__PROBLEM__
Only lines holding the word "Country" should be copied from the material.

━━ DATASET RECORDS ━━

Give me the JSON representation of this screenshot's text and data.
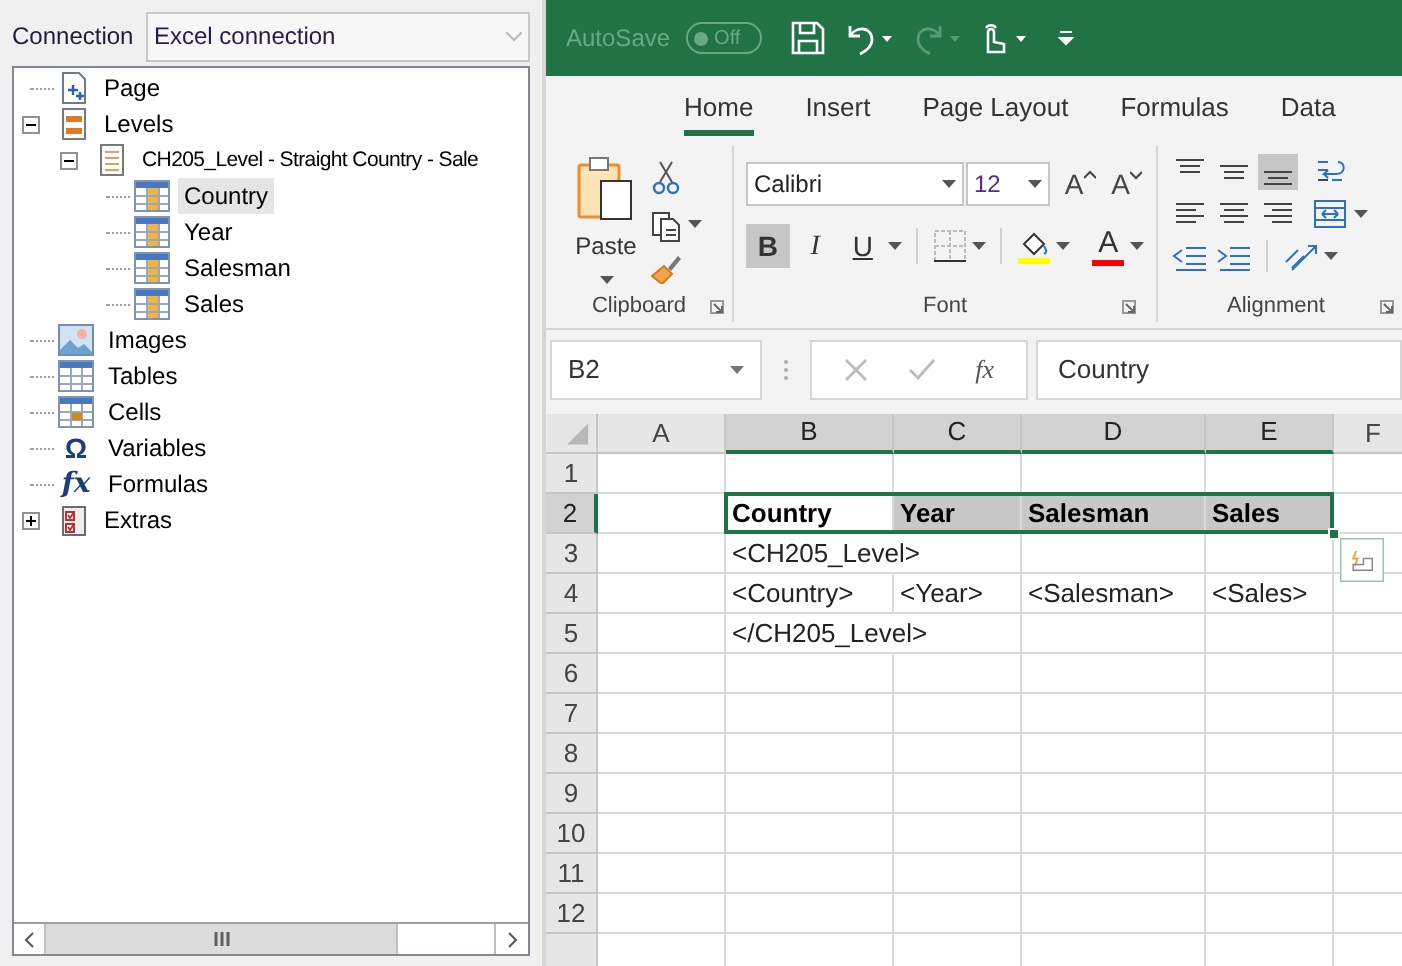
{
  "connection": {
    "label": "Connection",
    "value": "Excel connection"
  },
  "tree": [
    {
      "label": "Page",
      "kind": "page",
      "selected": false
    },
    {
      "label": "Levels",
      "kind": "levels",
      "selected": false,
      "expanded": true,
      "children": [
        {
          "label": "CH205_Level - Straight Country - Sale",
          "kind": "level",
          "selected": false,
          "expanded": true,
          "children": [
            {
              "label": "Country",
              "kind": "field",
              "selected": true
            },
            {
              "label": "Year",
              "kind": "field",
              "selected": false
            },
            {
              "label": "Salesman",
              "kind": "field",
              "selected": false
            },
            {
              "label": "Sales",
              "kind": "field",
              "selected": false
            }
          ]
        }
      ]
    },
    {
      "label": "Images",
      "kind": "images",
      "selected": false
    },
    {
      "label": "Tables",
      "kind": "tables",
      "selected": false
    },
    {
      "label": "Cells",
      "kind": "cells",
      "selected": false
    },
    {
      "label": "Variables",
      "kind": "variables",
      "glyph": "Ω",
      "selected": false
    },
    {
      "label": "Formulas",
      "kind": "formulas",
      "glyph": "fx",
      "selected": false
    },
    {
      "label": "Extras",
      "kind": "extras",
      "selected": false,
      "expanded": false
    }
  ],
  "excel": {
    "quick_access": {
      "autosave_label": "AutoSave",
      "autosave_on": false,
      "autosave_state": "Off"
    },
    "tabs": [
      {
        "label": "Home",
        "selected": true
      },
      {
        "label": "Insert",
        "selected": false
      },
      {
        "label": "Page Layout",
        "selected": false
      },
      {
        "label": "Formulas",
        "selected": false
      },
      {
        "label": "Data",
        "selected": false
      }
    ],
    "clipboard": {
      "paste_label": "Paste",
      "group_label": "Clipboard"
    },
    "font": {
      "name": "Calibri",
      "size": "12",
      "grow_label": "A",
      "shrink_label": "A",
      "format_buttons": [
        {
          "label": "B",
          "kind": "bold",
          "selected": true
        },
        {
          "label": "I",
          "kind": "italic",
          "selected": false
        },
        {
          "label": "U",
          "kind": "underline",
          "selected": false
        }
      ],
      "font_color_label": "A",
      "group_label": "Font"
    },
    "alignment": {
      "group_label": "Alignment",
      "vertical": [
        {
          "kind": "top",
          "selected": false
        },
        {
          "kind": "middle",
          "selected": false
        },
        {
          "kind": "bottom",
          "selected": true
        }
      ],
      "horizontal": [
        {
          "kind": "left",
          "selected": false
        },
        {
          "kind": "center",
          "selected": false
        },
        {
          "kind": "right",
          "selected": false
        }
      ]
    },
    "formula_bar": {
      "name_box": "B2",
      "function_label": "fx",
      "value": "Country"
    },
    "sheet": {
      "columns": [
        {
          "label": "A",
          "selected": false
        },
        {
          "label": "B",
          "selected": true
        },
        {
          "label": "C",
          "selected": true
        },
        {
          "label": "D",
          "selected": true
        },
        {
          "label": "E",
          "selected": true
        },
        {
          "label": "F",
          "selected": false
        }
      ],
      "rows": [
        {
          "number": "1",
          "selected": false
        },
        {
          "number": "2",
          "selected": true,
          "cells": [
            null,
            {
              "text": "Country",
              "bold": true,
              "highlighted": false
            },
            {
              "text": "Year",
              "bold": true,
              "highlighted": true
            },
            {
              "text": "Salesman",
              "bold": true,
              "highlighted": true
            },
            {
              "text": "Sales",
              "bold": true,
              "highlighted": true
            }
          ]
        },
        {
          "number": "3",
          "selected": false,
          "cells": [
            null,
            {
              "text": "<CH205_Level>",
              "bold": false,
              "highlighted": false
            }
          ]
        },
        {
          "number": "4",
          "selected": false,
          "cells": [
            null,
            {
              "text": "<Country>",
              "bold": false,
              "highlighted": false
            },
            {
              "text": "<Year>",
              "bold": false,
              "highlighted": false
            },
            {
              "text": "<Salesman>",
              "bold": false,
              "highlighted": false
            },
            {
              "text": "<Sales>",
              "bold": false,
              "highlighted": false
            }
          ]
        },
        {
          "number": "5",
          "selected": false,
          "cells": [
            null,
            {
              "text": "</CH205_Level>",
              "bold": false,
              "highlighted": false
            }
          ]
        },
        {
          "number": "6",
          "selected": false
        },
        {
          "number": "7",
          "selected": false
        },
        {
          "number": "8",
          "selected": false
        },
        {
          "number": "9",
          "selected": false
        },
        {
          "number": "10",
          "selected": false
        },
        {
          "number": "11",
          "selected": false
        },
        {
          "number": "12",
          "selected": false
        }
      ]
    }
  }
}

━━━

__EXERCISE OUTPUT__
          "label": "CH205_Level - Straight Country - Sale",
              "label": "Country",
      "value": "Country"
              "text": "Country",
              "text": "<Country>",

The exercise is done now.